(Rows from a figure dataset)

● ● ● ● ●

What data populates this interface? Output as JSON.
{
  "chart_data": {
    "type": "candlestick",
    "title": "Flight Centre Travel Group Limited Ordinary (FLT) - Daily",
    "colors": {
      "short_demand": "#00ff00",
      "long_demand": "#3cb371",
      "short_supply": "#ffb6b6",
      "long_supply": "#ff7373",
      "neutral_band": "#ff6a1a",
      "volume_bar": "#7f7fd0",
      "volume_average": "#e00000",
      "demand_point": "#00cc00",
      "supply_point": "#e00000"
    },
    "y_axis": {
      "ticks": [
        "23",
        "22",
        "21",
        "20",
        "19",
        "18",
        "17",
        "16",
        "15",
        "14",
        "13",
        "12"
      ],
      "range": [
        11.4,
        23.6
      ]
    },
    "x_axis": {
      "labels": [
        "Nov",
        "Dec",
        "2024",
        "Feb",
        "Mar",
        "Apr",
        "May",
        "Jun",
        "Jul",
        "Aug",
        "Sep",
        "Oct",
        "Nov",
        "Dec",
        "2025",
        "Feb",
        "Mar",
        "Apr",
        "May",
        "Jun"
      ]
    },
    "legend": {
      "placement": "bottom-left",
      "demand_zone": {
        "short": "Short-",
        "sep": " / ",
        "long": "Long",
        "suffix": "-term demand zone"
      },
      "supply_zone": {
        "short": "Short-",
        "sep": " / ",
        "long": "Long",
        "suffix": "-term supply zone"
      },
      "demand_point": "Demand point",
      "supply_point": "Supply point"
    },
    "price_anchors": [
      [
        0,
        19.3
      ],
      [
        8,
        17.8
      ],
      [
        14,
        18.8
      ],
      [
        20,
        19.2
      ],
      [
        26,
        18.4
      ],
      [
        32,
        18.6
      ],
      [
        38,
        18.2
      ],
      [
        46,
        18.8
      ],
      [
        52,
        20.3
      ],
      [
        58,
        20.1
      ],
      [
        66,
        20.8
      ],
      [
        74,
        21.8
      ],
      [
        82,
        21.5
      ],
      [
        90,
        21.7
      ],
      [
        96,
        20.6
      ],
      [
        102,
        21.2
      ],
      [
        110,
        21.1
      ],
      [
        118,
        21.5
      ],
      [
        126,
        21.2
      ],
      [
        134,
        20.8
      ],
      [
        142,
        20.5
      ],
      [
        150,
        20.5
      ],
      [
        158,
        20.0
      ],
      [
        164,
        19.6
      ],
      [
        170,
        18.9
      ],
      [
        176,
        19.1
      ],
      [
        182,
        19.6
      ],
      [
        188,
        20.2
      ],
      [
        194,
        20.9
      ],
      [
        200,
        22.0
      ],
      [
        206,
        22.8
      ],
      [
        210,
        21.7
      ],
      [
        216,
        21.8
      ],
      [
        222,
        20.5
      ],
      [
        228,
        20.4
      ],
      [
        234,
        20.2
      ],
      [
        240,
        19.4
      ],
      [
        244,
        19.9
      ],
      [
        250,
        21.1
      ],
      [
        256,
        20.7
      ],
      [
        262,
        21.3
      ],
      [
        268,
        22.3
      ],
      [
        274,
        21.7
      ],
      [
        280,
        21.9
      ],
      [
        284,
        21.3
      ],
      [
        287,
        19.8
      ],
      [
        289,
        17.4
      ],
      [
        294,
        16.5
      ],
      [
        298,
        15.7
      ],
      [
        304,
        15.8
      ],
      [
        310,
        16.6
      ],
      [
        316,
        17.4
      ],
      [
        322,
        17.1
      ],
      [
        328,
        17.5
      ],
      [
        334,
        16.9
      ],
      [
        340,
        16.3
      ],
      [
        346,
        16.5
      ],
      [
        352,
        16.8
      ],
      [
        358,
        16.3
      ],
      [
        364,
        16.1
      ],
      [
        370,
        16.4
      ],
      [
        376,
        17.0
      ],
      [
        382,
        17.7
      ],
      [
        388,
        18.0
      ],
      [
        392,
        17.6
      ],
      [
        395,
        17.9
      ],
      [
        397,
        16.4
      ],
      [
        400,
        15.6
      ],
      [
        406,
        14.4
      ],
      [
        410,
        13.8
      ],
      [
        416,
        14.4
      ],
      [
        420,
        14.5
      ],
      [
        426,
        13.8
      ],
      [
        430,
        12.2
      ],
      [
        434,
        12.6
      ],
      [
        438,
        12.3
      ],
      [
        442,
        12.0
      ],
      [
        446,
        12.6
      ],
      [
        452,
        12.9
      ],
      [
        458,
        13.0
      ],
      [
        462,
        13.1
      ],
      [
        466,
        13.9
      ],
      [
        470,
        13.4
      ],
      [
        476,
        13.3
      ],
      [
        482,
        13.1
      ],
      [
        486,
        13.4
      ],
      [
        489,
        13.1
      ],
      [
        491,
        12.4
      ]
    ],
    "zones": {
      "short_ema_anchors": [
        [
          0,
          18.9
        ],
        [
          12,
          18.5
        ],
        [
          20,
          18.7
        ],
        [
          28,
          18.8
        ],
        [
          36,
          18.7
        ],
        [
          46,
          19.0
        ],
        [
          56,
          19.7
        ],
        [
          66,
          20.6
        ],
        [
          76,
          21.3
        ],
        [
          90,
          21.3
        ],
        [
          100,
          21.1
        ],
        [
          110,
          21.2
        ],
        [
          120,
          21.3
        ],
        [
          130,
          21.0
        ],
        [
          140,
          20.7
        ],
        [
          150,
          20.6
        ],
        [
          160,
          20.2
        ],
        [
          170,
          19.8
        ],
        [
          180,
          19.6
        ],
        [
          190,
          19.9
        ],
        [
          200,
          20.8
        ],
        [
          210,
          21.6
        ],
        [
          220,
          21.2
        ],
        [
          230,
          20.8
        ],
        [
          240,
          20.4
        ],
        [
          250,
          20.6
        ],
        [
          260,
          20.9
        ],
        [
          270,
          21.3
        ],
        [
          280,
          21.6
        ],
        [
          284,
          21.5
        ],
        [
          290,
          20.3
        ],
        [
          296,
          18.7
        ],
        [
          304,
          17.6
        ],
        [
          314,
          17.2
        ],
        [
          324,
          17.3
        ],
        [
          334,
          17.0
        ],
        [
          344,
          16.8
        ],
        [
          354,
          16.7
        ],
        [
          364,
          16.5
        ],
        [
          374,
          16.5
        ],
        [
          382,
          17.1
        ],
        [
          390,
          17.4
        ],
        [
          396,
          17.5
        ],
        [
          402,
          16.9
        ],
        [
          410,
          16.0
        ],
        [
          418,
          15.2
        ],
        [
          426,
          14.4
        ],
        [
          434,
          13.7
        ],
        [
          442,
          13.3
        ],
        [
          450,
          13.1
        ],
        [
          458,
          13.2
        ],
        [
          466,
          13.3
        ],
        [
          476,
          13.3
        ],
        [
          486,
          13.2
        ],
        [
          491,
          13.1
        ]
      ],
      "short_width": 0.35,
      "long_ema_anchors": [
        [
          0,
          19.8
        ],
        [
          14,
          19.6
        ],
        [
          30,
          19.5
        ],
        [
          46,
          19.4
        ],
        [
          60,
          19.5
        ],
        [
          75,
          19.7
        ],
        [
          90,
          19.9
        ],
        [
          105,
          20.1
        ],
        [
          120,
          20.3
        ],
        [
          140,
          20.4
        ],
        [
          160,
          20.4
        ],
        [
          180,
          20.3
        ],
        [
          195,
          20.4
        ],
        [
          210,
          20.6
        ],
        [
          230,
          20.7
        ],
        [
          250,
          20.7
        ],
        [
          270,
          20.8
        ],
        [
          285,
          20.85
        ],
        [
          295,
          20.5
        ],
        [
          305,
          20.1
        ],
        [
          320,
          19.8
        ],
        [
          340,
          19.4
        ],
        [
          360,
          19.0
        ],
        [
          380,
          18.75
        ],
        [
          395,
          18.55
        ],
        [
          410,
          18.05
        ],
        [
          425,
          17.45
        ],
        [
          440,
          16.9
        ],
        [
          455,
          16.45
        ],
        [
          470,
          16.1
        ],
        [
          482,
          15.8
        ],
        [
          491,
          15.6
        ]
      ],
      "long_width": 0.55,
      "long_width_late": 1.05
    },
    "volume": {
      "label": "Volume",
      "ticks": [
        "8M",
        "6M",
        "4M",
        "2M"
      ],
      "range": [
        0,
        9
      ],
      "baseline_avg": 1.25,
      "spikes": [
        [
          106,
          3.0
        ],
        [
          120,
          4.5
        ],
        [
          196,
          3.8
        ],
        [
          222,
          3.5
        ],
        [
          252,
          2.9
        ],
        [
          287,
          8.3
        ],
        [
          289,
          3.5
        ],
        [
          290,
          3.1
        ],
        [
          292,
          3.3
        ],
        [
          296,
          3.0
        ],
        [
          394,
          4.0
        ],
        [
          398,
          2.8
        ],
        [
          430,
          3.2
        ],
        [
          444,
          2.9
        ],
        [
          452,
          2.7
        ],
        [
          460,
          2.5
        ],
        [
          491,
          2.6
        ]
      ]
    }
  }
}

● ● ● ● ●

Extract every line containing the string "suffix" from the data above.

ANSWER TO THIS TASK
        "suffix": "-term demand zone"
        "suffix": "-term supply zone"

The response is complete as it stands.